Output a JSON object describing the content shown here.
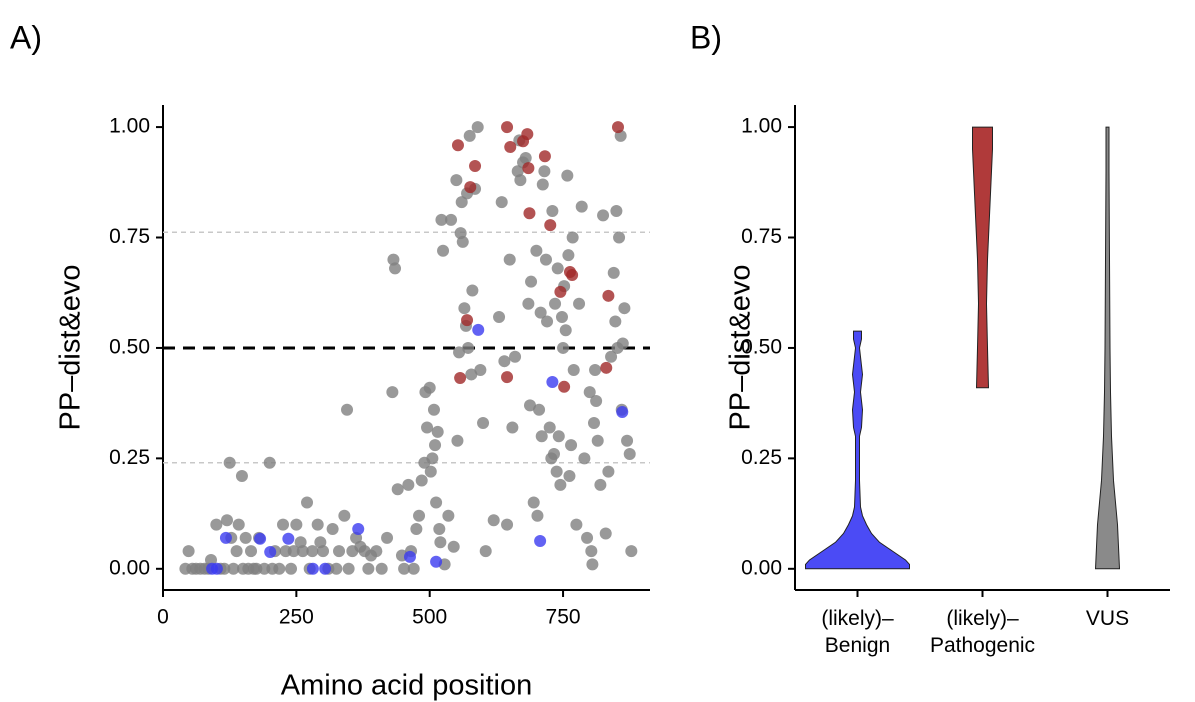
{
  "chart_data": [
    {
      "type": "scatter",
      "panel_label": "A)",
      "xlabel": "Amino acid position",
      "ylabel": "PP–dist&evo",
      "xlim": [
        0,
        913
      ],
      "ylim": [
        -0.048,
        1.05
      ],
      "xticks": [
        0,
        250,
        500,
        750
      ],
      "yticks": [
        {
          "value": 0,
          "label": "0.00"
        },
        {
          "value": 0.25,
          "label": "0.25"
        },
        {
          "value": 0.5,
          "label": "0.50"
        },
        {
          "value": 0.75,
          "label": "0.75"
        },
        {
          "value": 1,
          "label": "1.00"
        }
      ],
      "hlines": [
        {
          "value": 0.5,
          "color": "#000000",
          "dash": "12,8",
          "width": 3
        },
        {
          "value": 0.762,
          "color": "#c8c8c8",
          "dash": "5,4",
          "width": 1.5
        },
        {
          "value": 0.24,
          "color": "#c8c8c8",
          "dash": "5,4",
          "width": 1.5
        }
      ],
      "series": [
        {
          "color": "#808080",
          "x": [
            42,
            48,
            55,
            62,
            70,
            78,
            85,
            90,
            100,
            108,
            115,
            120,
            125,
            128,
            132,
            138,
            142,
            148,
            150,
            155,
            160,
            165,
            170,
            175,
            180,
            190,
            200,
            205,
            210,
            218,
            225,
            230,
            240,
            245,
            250,
            258,
            262,
            270,
            275,
            280,
            290,
            295,
            300,
            310,
            318,
            325,
            330,
            340,
            345,
            348,
            355,
            362,
            370,
            378,
            385,
            390,
            400,
            410,
            420,
            430,
            432,
            435,
            440,
            448,
            452,
            460,
            465,
            470,
            475,
            480,
            485,
            490,
            492,
            495,
            500,
            502,
            505,
            508,
            510,
            512,
            515,
            518,
            520,
            522,
            525,
            528,
            535,
            540,
            545,
            550,
            552,
            555,
            558,
            560,
            562,
            565,
            568,
            570,
            572,
            575,
            578,
            580,
            585,
            590,
            595,
            600,
            605,
            620,
            630,
            635,
            640,
            645,
            650,
            655,
            660,
            665,
            668,
            670,
            675,
            680,
            685,
            688,
            690,
            695,
            700,
            702,
            705,
            708,
            710,
            712,
            715,
            718,
            720,
            725,
            728,
            730,
            733,
            735,
            738,
            740,
            742,
            745,
            748,
            750,
            752,
            755,
            758,
            760,
            762,
            765,
            768,
            770,
            775,
            780,
            785,
            790,
            795,
            800,
            803,
            805,
            808,
            810,
            812,
            815,
            820,
            825,
            830,
            835,
            840,
            845,
            848,
            850,
            852,
            855,
            858,
            860,
            862,
            865,
            870,
            875,
            878
          ],
          "values": [
            0,
            0.04,
            0,
            0,
            0,
            0,
            0,
            0.02,
            0.1,
            0,
            0,
            0.11,
            0.24,
            0.07,
            0,
            0.04,
            0.1,
            0.21,
            0,
            0.07,
            0,
            0.04,
            0,
            0,
            0.07,
            0,
            0.24,
            0,
            0.04,
            0,
            0.1,
            0.04,
            0,
            0.04,
            0.1,
            0.06,
            0.04,
            0.15,
            0,
            0.04,
            0.1,
            0.06,
            0.04,
            0,
            0.09,
            0,
            0.04,
            0.12,
            0.36,
            0,
            0.04,
            0.07,
            0.05,
            0.04,
            0,
            0.03,
            0.04,
            0,
            0.07,
            0.4,
            0.7,
            0.68,
            0.18,
            0.03,
            0,
            0.19,
            0.04,
            0,
            0.09,
            0.12,
            0.2,
            0.24,
            0.4,
            0.32,
            0.41,
            0.22,
            0.25,
            0.36,
            0.28,
            0.15,
            0.31,
            0.09,
            0.06,
            0.79,
            0.72,
            0.01,
            0.12,
            0.79,
            0.05,
            0.88,
            0.29,
            0.49,
            0.76,
            0.83,
            0.74,
            0.59,
            0.55,
            0.85,
            0.5,
            0.98,
            0.44,
            0.63,
            0.86,
            1,
            0.45,
            0.33,
            0.04,
            0.11,
            0.57,
            0.83,
            0.47,
            0.1,
            0.7,
            0.32,
            0.48,
            0.9,
            0.97,
            0.88,
            0.92,
            0.93,
            0.6,
            0.37,
            0.65,
            0.15,
            0.72,
            0.12,
            0.36,
            0.58,
            0.3,
            0.87,
            0.9,
            0.7,
            0.56,
            0.32,
            0.25,
            0.81,
            0.26,
            0.6,
            0.22,
            0.68,
            0.3,
            0.19,
            0.57,
            0.5,
            0.64,
            0.54,
            0.89,
            0.71,
            0.21,
            0.28,
            0.75,
            0.45,
            0.1,
            0.6,
            0.82,
            0.25,
            0.07,
            0.4,
            0.04,
            0.01,
            0.33,
            0.45,
            0.38,
            0.29,
            0.19,
            0.8,
            0.08,
            0.22,
            0.48,
            0.67,
            0.56,
            0.81,
            0.5,
            0.75,
            0.98,
            0.36,
            0.51,
            0.59,
            0.29,
            0.26,
            0.04
          ]
        },
        {
          "color": "#3b3bf0",
          "x": [
            591,
            730,
            861,
            707,
            512,
            463,
            366,
            304,
            281,
            235,
            201,
            182,
            118,
            101,
            92
          ],
          "values": [
            0.541,
            0.423,
            0.355,
            0.063,
            0.016,
            0.027,
            0.09,
            0,
            0,
            0.068,
            0.038,
            0.068,
            0.07,
            0,
            0
          ]
        },
        {
          "color": "#a02828",
          "x": [
            553,
            585,
            576,
            645,
            651,
            683,
            675,
            685,
            716,
            687,
            726,
            745,
            763,
            767,
            835,
            853,
            570,
            557,
            645,
            752,
            831
          ],
          "values": [
            0.959,
            0.912,
            0.864,
            1,
            0.955,
            0.984,
            0.968,
            0.907,
            0.934,
            0.805,
            0.778,
            0.627,
            0.672,
            0.665,
            0.618,
            1,
            0.563,
            0.432,
            0.434,
            0.412,
            0.455
          ]
        }
      ]
    },
    {
      "type": "violin",
      "panel_label": "B)",
      "ylabel": "PP–dist&evo",
      "ylim": [
        -0.048,
        1.05
      ],
      "yticks": [
        {
          "value": 0,
          "label": "0.00"
        },
        {
          "value": 0.25,
          "label": "0.25"
        },
        {
          "value": 0.5,
          "label": "0.50"
        },
        {
          "value": 0.75,
          "label": "0.75"
        },
        {
          "value": 1,
          "label": "1.00"
        }
      ],
      "categories": [
        "(likely)–\nBenign",
        "(likely)–\nPathogenic",
        "VUS"
      ],
      "violins": [
        {
          "color": "#4b4bf5",
          "y": [
            0,
            0.01,
            0.02,
            0.04,
            0.06,
            0.08,
            0.1,
            0.12,
            0.14,
            0.2,
            0.3,
            0.32,
            0.36,
            0.4,
            0.44,
            0.48,
            0.5,
            0.52,
            0.538
          ],
          "half_width": [
            52,
            52,
            48,
            35,
            22,
            14,
            9,
            5,
            3,
            2,
            2,
            4,
            5,
            3,
            5,
            3,
            2,
            4,
            4
          ]
        },
        {
          "color": "#b03a3a",
          "y": [
            0.41,
            0.5,
            0.6,
            0.7,
            0.8,
            0.9,
            0.95,
            1
          ],
          "half_width": [
            6,
            5,
            4,
            5,
            7,
            9,
            10,
            10
          ]
        },
        {
          "color": "#8a8a8a",
          "y": [
            0,
            0.05,
            0.1,
            0.15,
            0.2,
            0.3,
            0.4,
            0.5,
            0.7,
            0.9,
            1
          ],
          "half_width": [
            12,
            11,
            10,
            8,
            6,
            4,
            3,
            2.5,
            2,
            1.5,
            1.5
          ]
        }
      ]
    }
  ]
}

-=-=-

What is needed here is an exact copy of all the entries, without the pictures.

Output a JSON object describing the content shown here.
{
  "chart_data": [
    {
      "type": "scatter",
      "panel_label": "A)",
      "xlabel": "Amino acid position",
      "ylabel": "PP–dist&evo",
      "xlim": [
        0,
        913
      ],
      "ylim": [
        -0.048,
        1.05
      ],
      "xticks": [
        0,
        250,
        500,
        750
      ],
      "yticks": [
        {
          "value": 0,
          "label": "0.00"
        },
        {
          "value": 0.25,
          "label": "0.25"
        },
        {
          "value": 0.5,
          "label": "0.50"
        },
        {
          "value": 0.75,
          "label": "0.75"
        },
        {
          "value": 1,
          "label": "1.00"
        }
      ],
      "hlines": [
        {
          "value": 0.5,
          "color": "#000000",
          "dash": "12,8",
          "width": 3
        },
        {
          "value": 0.762,
          "color": "#c8c8c8",
          "dash": "5,4",
          "width": 1.5
        },
        {
          "value": 0.24,
          "color": "#c8c8c8",
          "dash": "5,4",
          "width": 1.5
        }
      ],
      "series": [
        {
          "color": "#808080",
          "x": [
            42,
            48,
            55,
            62,
            70,
            78,
            85,
            90,
            100,
            108,
            115,
            120,
            125,
            128,
            132,
            138,
            142,
            148,
            150,
            155,
            160,
            165,
            170,
            175,
            180,
            190,
            200,
            205,
            210,
            218,
            225,
            230,
            240,
            245,
            250,
            258,
            262,
            270,
            275,
            280,
            290,
            295,
            300,
            310,
            318,
            325,
            330,
            340,
            345,
            348,
            355,
            362,
            370,
            378,
            385,
            390,
            400,
            410,
            420,
            430,
            432,
            435,
            440,
            448,
            452,
            460,
            465,
            470,
            475,
            480,
            485,
            490,
            492,
            495,
            500,
            502,
            505,
            508,
            510,
            512,
            515,
            518,
            520,
            522,
            525,
            528,
            535,
            540,
            545,
            550,
            552,
            555,
            558,
            560,
            562,
            565,
            568,
            570,
            572,
            575,
            578,
            580,
            585,
            590,
            595,
            600,
            605,
            620,
            630,
            635,
            640,
            645,
            650,
            655,
            660,
            665,
            668,
            670,
            675,
            680,
            685,
            688,
            690,
            695,
            700,
            702,
            705,
            708,
            710,
            712,
            715,
            718,
            720,
            725,
            728,
            730,
            733,
            735,
            738,
            740,
            742,
            745,
            748,
            750,
            752,
            755,
            758,
            760,
            762,
            765,
            768,
            770,
            775,
            780,
            785,
            790,
            795,
            800,
            803,
            805,
            808,
            810,
            812,
            815,
            820,
            825,
            830,
            835,
            840,
            845,
            848,
            850,
            852,
            855,
            858,
            860,
            862,
            865,
            870,
            875,
            878
          ],
          "values": [
            0,
            0.04,
            0,
            0,
            0,
            0,
            0,
            0.02,
            0.1,
            0,
            0,
            0.11,
            0.24,
            0.07,
            0,
            0.04,
            0.1,
            0.21,
            0,
            0.07,
            0,
            0.04,
            0,
            0,
            0.07,
            0,
            0.24,
            0,
            0.04,
            0,
            0.1,
            0.04,
            0,
            0.04,
            0.1,
            0.06,
            0.04,
            0.15,
            0,
            0.04,
            0.1,
            0.06,
            0.04,
            0,
            0.09,
            0,
            0.04,
            0.12,
            0.36,
            0,
            0.04,
            0.07,
            0.05,
            0.04,
            0,
            0.03,
            0.04,
            0,
            0.07,
            0.4,
            0.7,
            0.68,
            0.18,
            0.03,
            0,
            0.19,
            0.04,
            0,
            0.09,
            0.12,
            0.2,
            0.24,
            0.4,
            0.32,
            0.41,
            0.22,
            0.25,
            0.36,
            0.28,
            0.15,
            0.31,
            0.09,
            0.06,
            0.79,
            0.72,
            0.01,
            0.12,
            0.79,
            0.05,
            0.88,
            0.29,
            0.49,
            0.76,
            0.83,
            0.74,
            0.59,
            0.55,
            0.85,
            0.5,
            0.98,
            0.44,
            0.63,
            0.86,
            1,
            0.45,
            0.33,
            0.04,
            0.11,
            0.57,
            0.83,
            0.47,
            0.1,
            0.7,
            0.32,
            0.48,
            0.9,
            0.97,
            0.88,
            0.92,
            0.93,
            0.6,
            0.37,
            0.65,
            0.15,
            0.72,
            0.12,
            0.36,
            0.58,
            0.3,
            0.87,
            0.9,
            0.7,
            0.56,
            0.32,
            0.25,
            0.81,
            0.26,
            0.6,
            0.22,
            0.68,
            0.3,
            0.19,
            0.57,
            0.5,
            0.64,
            0.54,
            0.89,
            0.71,
            0.21,
            0.28,
            0.75,
            0.45,
            0.1,
            0.6,
            0.82,
            0.25,
            0.07,
            0.4,
            0.04,
            0.01,
            0.33,
            0.45,
            0.38,
            0.29,
            0.19,
            0.8,
            0.08,
            0.22,
            0.48,
            0.67,
            0.56,
            0.81,
            0.5,
            0.75,
            0.98,
            0.36,
            0.51,
            0.59,
            0.29,
            0.26,
            0.04
          ]
        },
        {
          "color": "#3b3bf0",
          "x": [
            591,
            730,
            861,
            707,
            512,
            463,
            366,
            304,
            281,
            235,
            201,
            182,
            118,
            101,
            92
          ],
          "values": [
            0.541,
            0.423,
            0.355,
            0.063,
            0.016,
            0.027,
            0.09,
            0,
            0,
            0.068,
            0.038,
            0.068,
            0.07,
            0,
            0
          ]
        },
        {
          "color": "#a02828",
          "x": [
            553,
            585,
            576,
            645,
            651,
            683,
            675,
            685,
            716,
            687,
            726,
            745,
            763,
            767,
            835,
            853,
            570,
            557,
            645,
            752,
            831
          ],
          "values": [
            0.959,
            0.912,
            0.864,
            1,
            0.955,
            0.984,
            0.968,
            0.907,
            0.934,
            0.805,
            0.778,
            0.627,
            0.672,
            0.665,
            0.618,
            1,
            0.563,
            0.432,
            0.434,
            0.412,
            0.455
          ]
        }
      ]
    },
    {
      "type": "violin",
      "panel_label": "B)",
      "ylabel": "PP–dist&evo",
      "ylim": [
        -0.048,
        1.05
      ],
      "yticks": [
        {
          "value": 0,
          "label": "0.00"
        },
        {
          "value": 0.25,
          "label": "0.25"
        },
        {
          "value": 0.5,
          "label": "0.50"
        },
        {
          "value": 0.75,
          "label": "0.75"
        },
        {
          "value": 1,
          "label": "1.00"
        }
      ],
      "categories": [
        "(likely)–\nBenign",
        "(likely)–\nPathogenic",
        "VUS"
      ],
      "violins": [
        {
          "color": "#4b4bf5",
          "y": [
            0,
            0.01,
            0.02,
            0.04,
            0.06,
            0.08,
            0.1,
            0.12,
            0.14,
            0.2,
            0.3,
            0.32,
            0.36,
            0.4,
            0.44,
            0.48,
            0.5,
            0.52,
            0.538
          ],
          "half_width": [
            52,
            52,
            48,
            35,
            22,
            14,
            9,
            5,
            3,
            2,
            2,
            4,
            5,
            3,
            5,
            3,
            2,
            4,
            4
          ]
        },
        {
          "color": "#b03a3a",
          "y": [
            0.41,
            0.5,
            0.6,
            0.7,
            0.8,
            0.9,
            0.95,
            1
          ],
          "half_width": [
            6,
            5,
            4,
            5,
            7,
            9,
            10,
            10
          ]
        },
        {
          "color": "#8a8a8a",
          "y": [
            0,
            0.05,
            0.1,
            0.15,
            0.2,
            0.3,
            0.4,
            0.5,
            0.7,
            0.9,
            1
          ],
          "half_width": [
            12,
            11,
            10,
            8,
            6,
            4,
            3,
            2.5,
            2,
            1.5,
            1.5
          ]
        }
      ]
    }
  ]
}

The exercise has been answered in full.